Given problem = Your copy of the material must match it exactly, except that pictures are dropped.
-=-=-
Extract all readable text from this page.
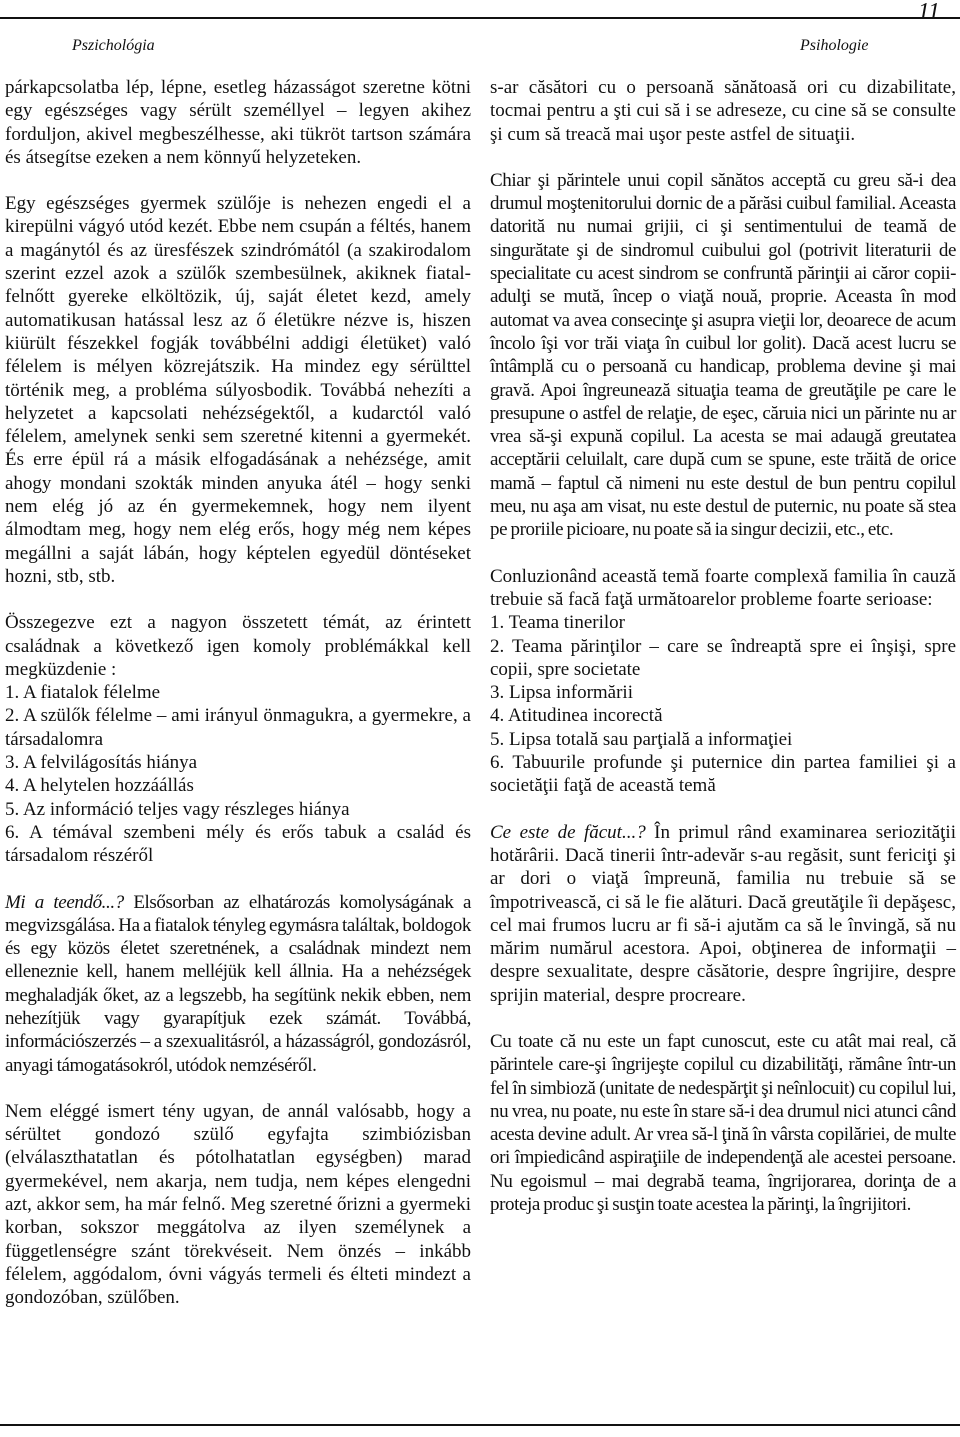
11
Pszichológia	Psihologie

párkapcsolatba lép, lépne, esetleg házasságot szeretne kötni egy egészséges vagy sérült személlyel – legyen akihez forduljon, akivel megbeszélhesse, aki tükröt tartson számára és átsegítse ezeken a nem könnyű helyzeteken.

Egy egészséges gyermek szülője is nehezen engedi el a kirepülni vágyó utód kezét. Ebbe nem csupán a féltés, hanem a magánytól és az üresfészek szindrómától (a szakirodalom szerint ezzel azok a szülők szembesülnek, akiknek fiatal-felnőtt gyereke elköltözik, új, saját életet kezd, amely automatikusan hatással lesz az ő életükre nézve is, hiszen kiürült fészekkel fogják továbbélni addigi életüket) való félelem is mélyen közrejátszik. Ha mindez egy sérülttel történik meg, a probléma súlyosbodik. Továbbá nehezíti a helyzetet a kapcsolati nehézségektől, a kudarctól való félelem, amelynek senki sem szeretné kitenni a gyermekét. És erre épül rá a másik elfogadásának a nehézsége, amit ahogy mondani szokták minden anyuka átél – hogy senki nem elég jó az én gyermekemnek, hogy nem ilyent álmodtam meg, hogy nem elég erős, hogy még nem képes megállni a saját lábán, hogy képtelen egyedül döntéseket hozni, stb, stb.

Összegezve ezt a nagyon összetett témát, az érintett családnak a következő igen komoly problémákkal kell megküzdenie :
1. A fiatalok félelme
2. A szülők félelme – ami irányul önmagukra, a gyermekre, a társadalomra
3. A felvilágosítás hiánya
4. A helytelen hozzáállás
5. Az információ teljes vagy részleges hiánya
6. A témával szembeni mély és erős tabuk a család és társadalom részéről

Mi a teendő...? Elsősorban az elhatározás komolyságának a megvizsgálása. Ha a fiatalok tényleg egymásra találtak, boldogok és egy közös életet szeretnének, a családnak mindezt nem elleneznie kell, hanem melléjük kell állnia. Ha a nehézségek meghaladják őket, az a legszebb, ha segítünk nekik ebben, nem nehezítjük vagy gyarapítjuk ezek számát. Továbbá, információszerzés – a szexualitásról, a házasságról, gondozásról, anyagi támogatásokról, utódok nemzéséről.

Nem eléggé ismert tény ugyan, de annál valósabb, hogy a sérültet gondozó szülő egyfajta szimbiózisban (elválaszthatatlan és pótolhatatlan egységben) marad gyermekével, nem akarja, nem tudja, nem képes elengedni azt, akkor sem, ha már felnő. Meg szeretné őrizni a gyermeki korban, sokszor meggátolva az ilyen személynek a függetlenségre szánt törekvéseit. Nem önzés – inkább félelem, aggódalom, óvni vágyás termeli és élteti mindezt a gondozóban, szülőben.

s-ar căsători cu o persoană sănătoasă ori cu dizabilitate, tocmai pentru a şti cui să i se adreseze, cu cine să se consulte şi cum să treacă mai uşor peste astfel de situaţii.

Chiar şi părintele unui copil sănătos acceptă cu greu să-i dea drumul moştenitorului dornic de a părăsi cuibul familial. Aceasta datorită nu numai grijii, ci şi sentimentului de teamă de singurătate şi de sindromul cuibului gol (potrivit literaturii de specialitate cu acest sindrom se confruntă părinţii ai căror copii-adulţi se mută, încep o viaţă nouă, proprie. Aceasta în mod automat va avea consecinţe şi asupra vieţii lor, deoarece de acum încolo îşi vor trăi viaţa în cuibul lor golit). Dacă acest lucru se întâmplă cu o persoană cu handicap, problema devine şi mai gravă. Apoi îngreunează situaţia teama de greutăţile pe care le presupune o astfel de relaţie, de eşec, căruia nici un părinte nu ar vrea să-şi expună copilul. La acesta se mai adaugă greutatea acceptării celuilalt, care după cum se spune, este trăită de orice mamă – faptul că nimeni nu este destul de bun pentru copilul meu, nu aşa am visat, nu este destul de puternic, nu poate să stea pe proriile picioare, nu poate să ia singur decizii, etc., etc.

Conluzionând această temă foarte complexă familia în cauză trebuie să facă faţă următoarelor probleme foarte serioase:
1. Teama tinerilor
2. Teama părinţilor – care se îndreaptă spre ei înşişi, spre copii, spre societate
3. Lipsa informării
4. Atitudinea incorectă
5. Lipsa totală sau parţială a informaţiei
6. Tabuurile profunde şi puternice din partea familiei şi a societăţii faţă de această temă

Ce este de făcut...? În primul rând examinarea seriozităţii hotărârii. Dacă tinerii într-adevăr s-au regăsit, sunt fericiţi şi ar dori o viaţă împreună, familia nu trebuie să se împotrivească, ci să le fie alături. Dacă greutăţile îi depăşesc, cel mai frumos lucru ar fi să-i ajutăm ca să le învingă, să nu mărim numărul acestora. Apoi, obţinerea de informaţii – despre sexualitate, despre căsătorie, despre îngrijire, despre sprijin material, despre procreare.

Cu toate că nu este un fapt cunoscut, este cu atât mai real, că părintele care-şi îngrijeşte copilul cu dizabilităţi, rămâne într-un fel în simbioză (unitate de nedespărţit şi neînlocuit) cu copilul lui, nu vrea, nu poate, nu este în stare să-i dea drumul nici atunci când acesta devine adult. Ar vrea să-l ţină în vârsta copilăriei, de multe ori împiedicând aspiraţiile de independenţă ale acestei persoane. Nu egoismul – mai degrabă teama, îngrijorarea, dorinţa de a proteja produc şi susţin toate acestea la părinţi, la îngrijitori.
-=-=-
Task response =
Extract all readable text from this page.
11
Pszichológia	Psihologie

párkapcsolatba lép, lépne, esetleg házasságot szeretne kötni egy egészséges vagy sérült személlyel – legyen akihez forduljon, akivel megbeszélhesse, aki tükröt tartson számára és átsegítse ezeken a nem könnyű helyzeteken.

Egy egészséges gyermek szülője is nehezen engedi el a kirepülni vágyó utód kezét. Ebbe nem csupán a féltés, hanem a magánytól és az üresfészek szindrómától (a szakirodalom szerint ezzel azok a szülők szembesülnek, akiknek fiatal-felnőtt gyereke elköltözik, új, saját életet kezd, amely automatikusan hatással lesz az ő életükre nézve is, hiszen kiürült fészekkel fogják továbbélni addigi életüket) való félelem is mélyen közrejátszik. Ha mindez egy sérülttel történik meg, a probléma súlyosbodik. Továbbá nehezíti a helyzetet a kapcsolati nehézségektől, a kudarctól való félelem, amelynek senki sem szeretné kitenni a gyermekét. És erre épül rá a másik elfogadásának a nehézsége, amit ahogy mondani szokták minden anyuka átél – hogy senki nem elég jó az én gyermekemnek, hogy nem ilyent álmodtam meg, hogy nem elég erős, hogy még nem képes megállni a saját lábán, hogy képtelen egyedül döntéseket hozni, stb, stb.

Összegezve ezt a nagyon összetett témát, az érintett családnak a következő igen komoly problémákkal kell megküzdenie :
1. A fiatalok félelme
2. A szülők félelme – ami irányul önmagukra, a gyermekre, a társadalomra
3. A felvilágosítás hiánya
4. A helytelen hozzáállás
5. Az információ teljes vagy részleges hiánya
6. A témával szembeni mély és erős tabuk a család és társadalom részéről

Mi a teendő...? Elsősorban az elhatározás komolyságának a megvizsgálása. Ha a fiatalok tényleg egymásra találtak, boldogok és egy közös életet szeretnének, a családnak mindezt nem elleneznie kell, hanem melléjük kell állnia. Ha a nehézségek meghaladják őket, az a legszebb, ha segítünk nekik ebben, nem nehezítjük vagy gyarapítjuk ezek számát. Továbbá, információszerzés – a szexualitásról, a házasságról, gondozásról, anyagi támogatásokról, utódok nemzéséről.

Nem eléggé ismert tény ugyan, de annál valósabb, hogy a sérültet gondozó szülő egyfajta szimbiózisban (elválaszthatatlan és pótolhatatlan egységben) marad gyermekével, nem akarja, nem tudja, nem képes elengedni azt, akkor sem, ha már felnő. Meg szeretné őrizni a gyermeki korban, sokszor meggátolva az ilyen személynek a függetlenségre szánt törekvéseit. Nem önzés – inkább félelem, aggódalom, óvni vágyás termeli és élteti mindezt a gondozóban, szülőben.

s-ar căsători cu o persoană sănătoasă ori cu dizabilitate, tocmai pentru a şti cui să i se adreseze, cu cine să se consulte şi cum să treacă mai uşor peste astfel de situaţii.

Chiar şi părintele unui copil sănătos acceptă cu greu să-i dea drumul moştenitorului dornic de a părăsi cuibul familial. Aceasta datorită nu numai grijii, ci şi sentimentului de teamă de singurătate şi de sindromul cuibului gol (potrivit literaturii de specialitate cu acest sindrom se confruntă părinţii ai căror copii-adulţi se mută, încep o viaţă nouă, proprie. Aceasta în mod automat va avea consecinţe şi asupra vieţii lor, deoarece de acum încolo îşi vor trăi viaţa în cuibul lor golit). Dacă acest lucru se întâmplă cu o persoană cu handicap, problema devine şi mai gravă. Apoi îngreunează situaţia teama de greutăţile pe care le presupune o astfel de relaţie, de eşec, căruia nici un părinte nu ar vrea să-şi expună copilul. La acesta se mai adaugă greutatea acceptării celuilalt, care după cum se spune, este trăită de orice mamă – faptul că nimeni nu este destul de bun pentru copilul meu, nu aşa am visat, nu este destul de puternic, nu poate să stea pe proriile picioare, nu poate să ia singur decizii, etc., etc.

Conluzionând această temă foarte complexă familia în cauză trebuie să facă faţă următoarelor probleme foarte serioase:
1. Teama tinerilor
2. Teama părinţilor – care se îndreaptă spre ei înşişi, spre copii, spre societate
3. Lipsa informării
4. Atitudinea incorectă
5. Lipsa totală sau parţială a informaţiei
6. Tabuurile profunde şi puternice din partea familiei şi a societăţii faţă de această temă

Ce este de făcut...? În primul rând examinarea seriozităţii hotărârii. Dacă tinerii într-adevăr s-au regăsit, sunt fericiţi şi ar dori o viaţă împreună, familia nu trebuie să se împotrivească, ci să le fie alături. Dacă greutăţile îi depăşesc, cel mai frumos lucru ar fi să-i ajutăm ca să le învingă, să nu mărim numărul acestora. Apoi, obţinerea de informaţii – despre sexualitate, despre căsătorie, despre îngrijire, despre sprijin material, despre procreare.

Cu toate că nu este un fapt cunoscut, este cu atât mai real, că părintele care-şi îngrijeşte copilul cu dizabilităţi, rămâne într-un fel în simbioză (unitate de nedespărţit şi neînlocuit) cu copilul lui, nu vrea, nu poate, nu este în stare să-i dea drumul nici atunci când acesta devine adult. Ar vrea să-l ţină în vârsta copilăriei, de multe ori împiedicând aspiraţiile de independenţă ale acestei persoane. Nu egoismul – mai degrabă teama, îngrijorarea, dorinţa de a proteja produc şi susţin toate acestea la părinţi, la îngrijitori.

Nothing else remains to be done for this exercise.